- Instructions for the task:
Every line of the listing must be reproduced as it stands. Leave the images behind.

Raw records:
***
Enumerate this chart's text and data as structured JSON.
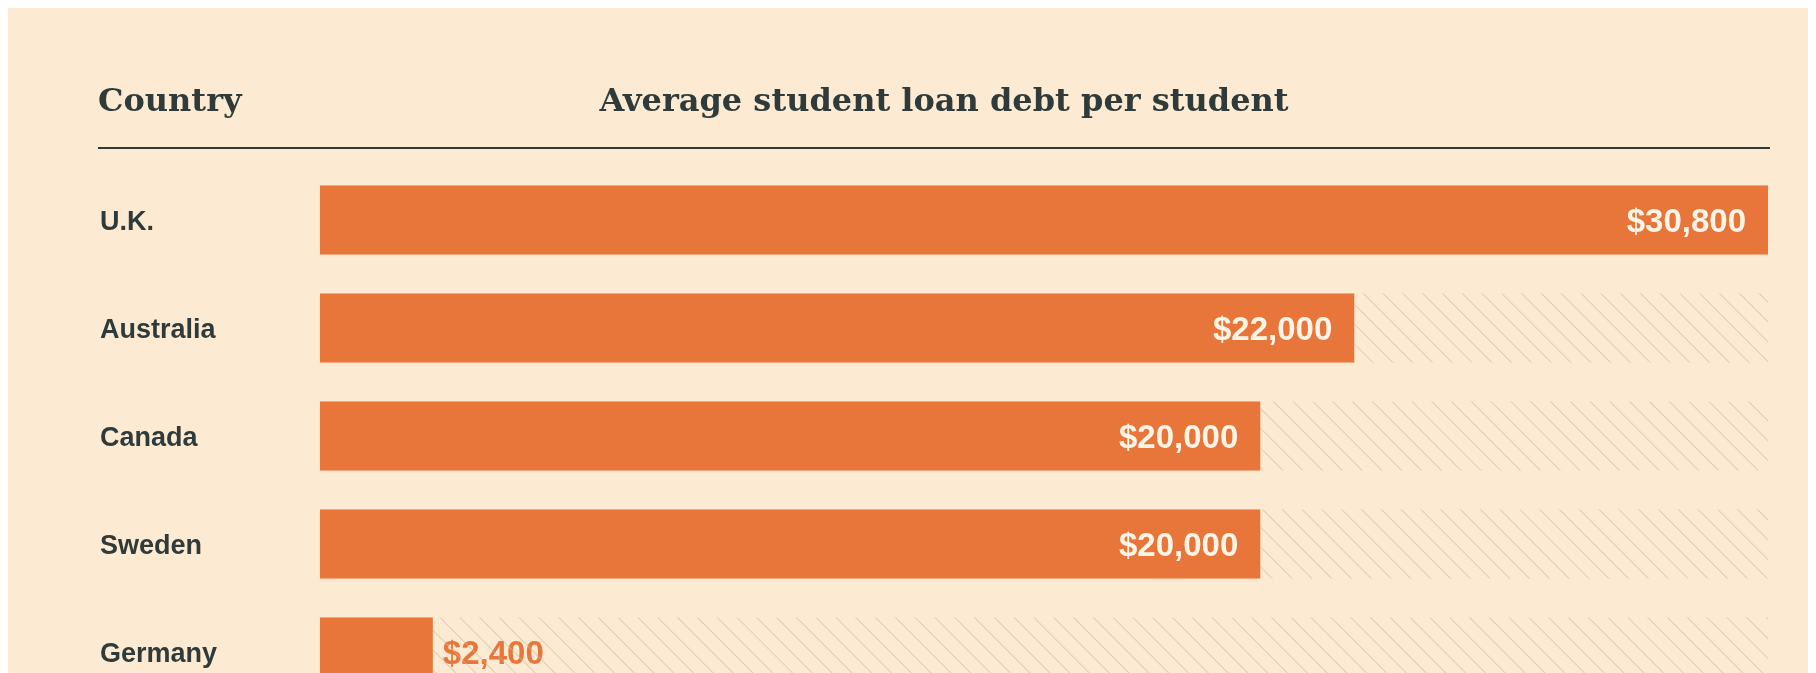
{
  "chart_data": {
    "type": "bar",
    "orientation": "horizontal",
    "stacked": true,
    "title": "Average student loan debt per student",
    "ylabel": "Country",
    "categories": [
      "U.K.",
      "Australia",
      "Canada",
      "Sweden",
      "Germany"
    ],
    "series": [
      {
        "color": "#e8763a",
        "values": [
          30800,
          22000,
          20000,
          20000,
          2400
        ],
        "value_labels": [
          "$30,800",
          "$22,000",
          "$20,000",
          "$20,000",
          "$2,400"
        ]
      },
      {
        "color": "#c9b9a3",
        "values": [
          0,
          8800,
          10800,
          10800,
          28400
        ]
      }
    ]
  }
}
***
- Solution to this task:
Enumerate this chart's text and data as structured JSON.
{
  "chart_data": {
    "type": "bar",
    "orientation": "horizontal",
    "stacked": true,
    "title": "Average student loan debt per student",
    "ylabel": "Country",
    "categories": [
      "U.K.",
      "Australia",
      "Canada",
      "Sweden",
      "Germany"
    ],
    "series": [
      {
        "color": "#e8763a",
        "values": [
          30800,
          22000,
          20000,
          20000,
          2400
        ],
        "value_labels": [
          "$30,800",
          "$22,000",
          "$20,000",
          "$20,000",
          "$2,400"
        ]
      },
      {
        "color": "#c9b9a3",
        "values": [
          0,
          8800,
          10800,
          10800,
          28400
        ]
      }
    ]
  }
}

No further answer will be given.